Exercise description: Without the images, write out the whole listing exactly.

[Start of Data provided]

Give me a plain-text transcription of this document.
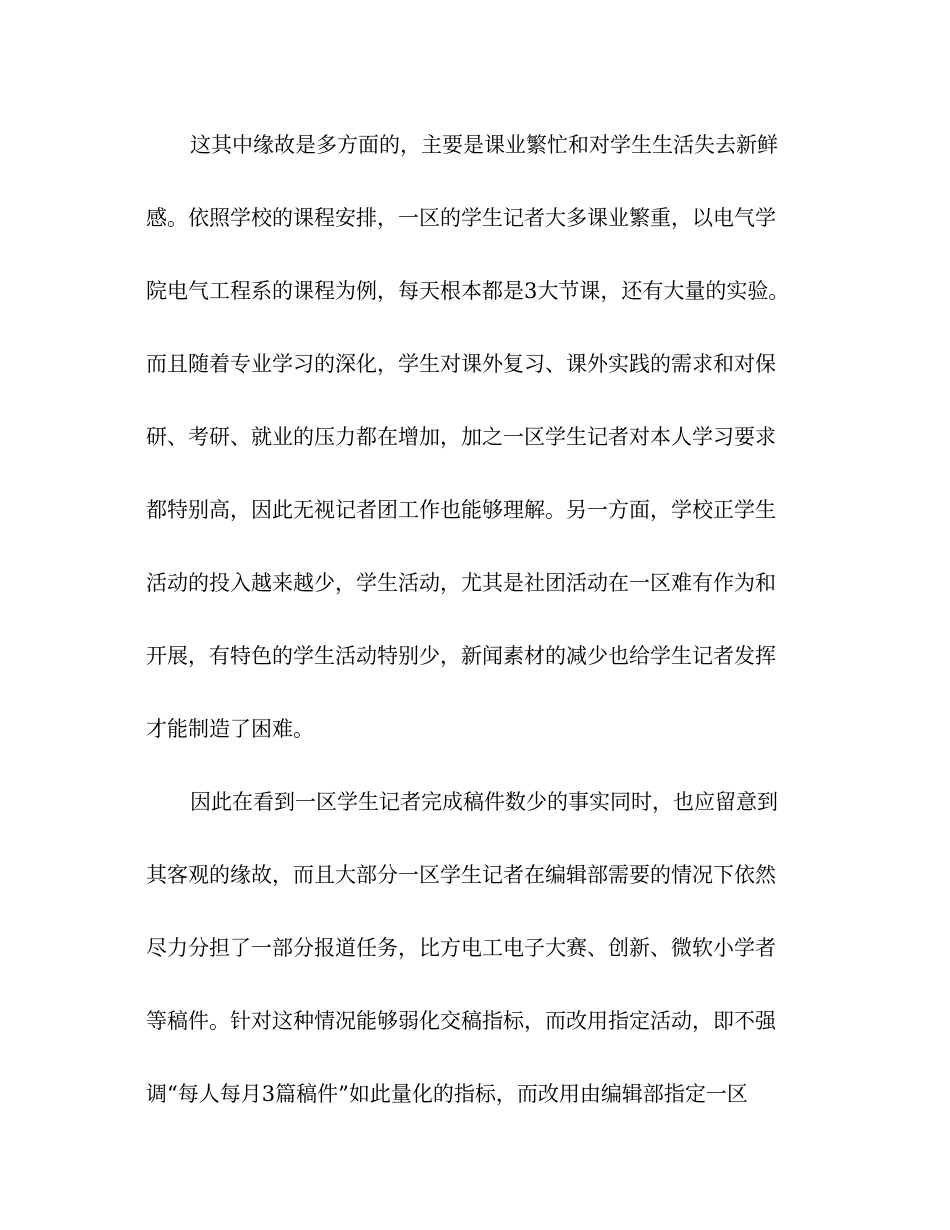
这其中缘故是多方面的，主要是课业繁忙和对学生生活失去新鲜
感。依照学校的课程安排，一区的学生记者大多课业繁重，以电气学
院电气工程系的课程为例，每天根本都是3大节课，还有大量的实验。
而且随着专业学习的深化，学生对课外复习、课外实践的需求和对保
研、考研、就业的压力都在增加，加之一区学生记者对本人学习要求
都特别高，因此无视记者团工作也能够理解。另一方面，学校正学生
活动的投入越来越少，学生活动，尤其是社团活动在一区难有作为和
开展，有特色的学生活动特别少，新闻素材的减少也给学生记者发挥
才能制造了困难。
因此在看到一区学生记者完成稿件数少的事实同时，也应留意到
其客观的缘故，而且大部分一区学生记者在编辑部需要的情况下依然
尽力分担了一部分报道任务，比方电工电子大赛、创新、微软小学者
等稿件。针对这种情况能够弱化交稿指标，而改用指定活动，即不强
调“每人每月3篇稿件”如此量化的指标，而改用由编辑部指定一区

[End of Data provided]

Reply to the task:
Give me a plain-text transcription of this document.
这其中缘故是多方面的，主要是课业繁忙和对学生生活失去新鲜
感。依照学校的课程安排，一区的学生记者大多课业繁重，以电气学
院电气工程系的课程为例，每天根本都是3大节课，还有大量的实验。
而且随着专业学习的深化，学生对课外复习、课外实践的需求和对保
研、考研、就业的压力都在增加，加之一区学生记者对本人学习要求
都特别高，因此无视记者团工作也能够理解。另一方面，学校正学生
活动的投入越来越少，学生活动，尤其是社团活动在一区难有作为和
开展，有特色的学生活动特别少，新闻素材的减少也给学生记者发挥
才能制造了困难。
因此在看到一区学生记者完成稿件数少的事实同时，也应留意到
其客观的缘故，而且大部分一区学生记者在编辑部需要的情况下依然
尽力分担了一部分报道任务，比方电工电子大赛、创新、微软小学者
等稿件。针对这种情况能够弱化交稿指标，而改用指定活动，即不强
调“每人每月3篇稿件”如此量化的指标，而改用由编辑部指定一区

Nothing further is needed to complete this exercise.